* **Given exercise**: The records that follow are to be repeated exactly, with the pictures removed.
╭─ Records provided
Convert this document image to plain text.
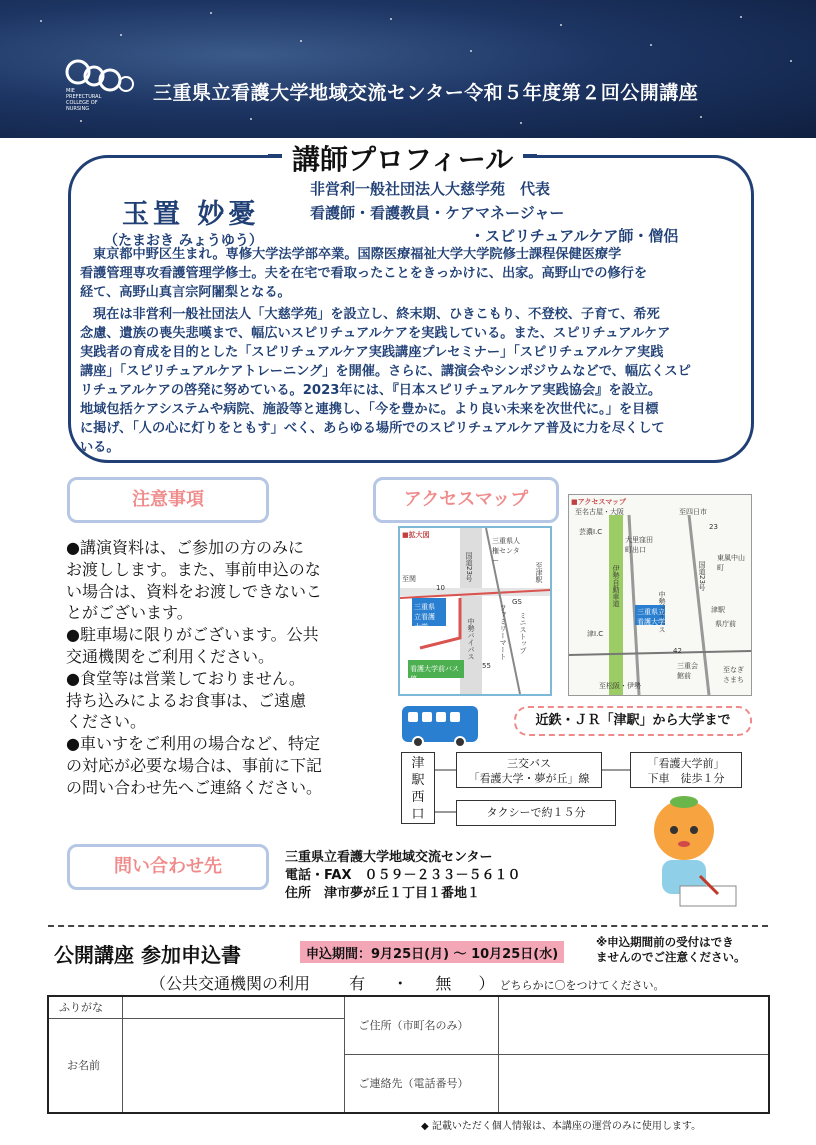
MIE PREFECTURAL COLLEGE OF NURSING
三重県立看護大学地域交流センター令和５年度第２回公開講座
講師プロフィール
玉置 妙憂
（たまおき みょうゆう）
非営利一般社団法人大慈学苑　代表
看護師・看護教員・ケアマネージャー
・スピリチュアルケア師・僧侶
東京都中野区生まれ。専修大学法学部卒業。国際医療福祉大学大学院修士課程保健医療学
看護管理専攻看護管理学修士。夫を在宅で看取ったことをきっかけに、出家。高野山での修行を
経て、高野山真言宗阿闍梨となる。
現在は非営利一般社団法人「大慈学苑」を設立し、終末期、ひきこもり、不登校、子育て、希死
念慮、遺族の喪失悲嘆まで、幅広いスピリチュアルケアを実践している。また、スピリチュアルケア
実践者の育成を目的とした「スピリチュアルケア実践講座プレセミナー」「スピリチュアルケア実践
講座」「スピリチュアルケアトレーニング」を開催。さらに、講演会やシンポジウムなどで、幅広くスピ
リチュアルケアの啓発に努めている。2023年には、『日本スピリチュアルケア実践協会』を設立。
地域包括ケアシステムや病院、施設等と連携し、「今を豊かに。より良い未来を次世代に。」を目標
に掲げ、「人の心に灯りをともす」べく、あらゆる場所でのスピリチュアルケア普及に力を尽くして
いる。
注意事項
●講演資料は、ご参加の方のみに
お渡しします。また、事前申込のな
い場合は、資料をお渡しできないこ
とがございます。
●駐車場に限りがございます。公共
交通機関をご利用ください。
●食堂等は営業しておりません。
持ち込みによるお食事は、ご遠慮
ください。
●車いすをご利用の場合など、特定
の対応が必要な場合は、事前に下記
の問い合わせ先へご連絡ください。
アクセスマップ
■拡大図
三重県人権センター
国道23号
中勢バイパス
至津駅
ファミリーマート
GS
ミニストップ
至関
10
55
三重県立看護大学
看護大学前バス停
■アクセスマップ
至名古屋・大阪	至四日市
芸濃I.C
大里窪田町出口
23
東風中山町
国道23号
伊勢自動車道
中勢バイパス
三重県立看護大学
津駅
県庁前
津I.C
42
三重会館前
至なぎさまち
至松阪・伊勢
近鉄・ＪＲ「津駅」から大学まで
津駅西口
三交バス
「看護大学・夢が丘」線
「看護大学前」
下車　徒歩１分
タクシーで約１５分
問い合わせ先	三重県立看護大学地域交流センター
電話・FAX　０５９－２３３－５６１０
住所　津市夢が丘１丁目１番地１
公開講座 参加申込書	申込期間：9月25日(月) ～ 10月25日(水)
※申込期間前の受付はでき
ませんのでご注意ください。
（公共交通機関の利用 有 ・ 無 ） どちらかに〇をつけてください。
ふりがな		ご住所（市町名のみ）	
お名前			
		ご連絡先（電話番号）	
◆ 記載いただく個人情報は、本講座の運営のみに使用します。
╰─
* **Answer to this exercise**:
Convert this document image to plain text.
MIE PREFECTURAL COLLEGE OF NURSING
三重県立看護大学地域交流センター令和５年度第２回公開講座
講師プロフィール
玉置 妙憂
（たまおき みょうゆう）
非営利一般社団法人大慈学苑　代表
看護師・看護教員・ケアマネージャー
・スピリチュアルケア師・僧侶
東京都中野区生まれ。専修大学法学部卒業。国際医療福祉大学大学院修士課程保健医療学
看護管理専攻看護管理学修士。夫を在宅で看取ったことをきっかけに、出家。高野山での修行を
経て、高野山真言宗阿闍梨となる。
現在は非営利一般社団法人「大慈学苑」を設立し、終末期、ひきこもり、不登校、子育て、希死
念慮、遺族の喪失悲嘆まで、幅広いスピリチュアルケアを実践している。また、スピリチュアルケア
実践者の育成を目的とした「スピリチュアルケア実践講座プレセミナー」「スピリチュアルケア実践
講座」「スピリチュアルケアトレーニング」を開催。さらに、講演会やシンポジウムなどで、幅広くスピ
リチュアルケアの啓発に努めている。2023年には、『日本スピリチュアルケア実践協会』を設立。
地域包括ケアシステムや病院、施設等と連携し、「今を豊かに。より良い未来を次世代に。」を目標
に掲げ、「人の心に灯りをともす」べく、あらゆる場所でのスピリチュアルケア普及に力を尽くして
いる。
注意事項
●講演資料は、ご参加の方のみに
お渡しします。また、事前申込のな
い場合は、資料をお渡しできないこ
とがございます。
●駐車場に限りがございます。公共
交通機関をご利用ください。
●食堂等は営業しておりません。
持ち込みによるお食事は、ご遠慮
ください。
●車いすをご利用の場合など、特定
の対応が必要な場合は、事前に下記
の問い合わせ先へご連絡ください。
アクセスマップ
■拡大図
三重県人権センター
国道23号
中勢バイパス
至津駅
ファミリーマート
GS
ミニストップ
至関
10
55
三重県立看護大学
看護大学前バス停
■アクセスマップ
至名古屋・大阪	至四日市
芸濃I.C
大里窪田町出口
23
東風中山町
国道23号
伊勢自動車道
中勢バイパス
三重県立看護大学
津駅
県庁前
津I.C
42
三重会館前
至なぎさまち
至松阪・伊勢
近鉄・ＪＲ「津駅」から大学まで
津駅西口
三交バス
「看護大学・夢が丘」線
「看護大学前」
下車　徒歩１分
タクシーで約１５分
問い合わせ先	三重県立看護大学地域交流センター
電話・FAX　０５９－２３３－５６１０
住所　津市夢が丘１丁目１番地１
公開講座 参加申込書	申込期間：9月25日(月) ～ 10月25日(水)
※申込期間前の受付はでき
ませんのでご注意ください。
（公共交通機関の利用 有 ・ 無 ） どちらかに〇をつけてください。
ふりがな		ご住所（市町名のみ）	
お名前			
		ご連絡先（電話番号）	
◆ 記載いただく個人情報は、本講座の運営のみに使用します。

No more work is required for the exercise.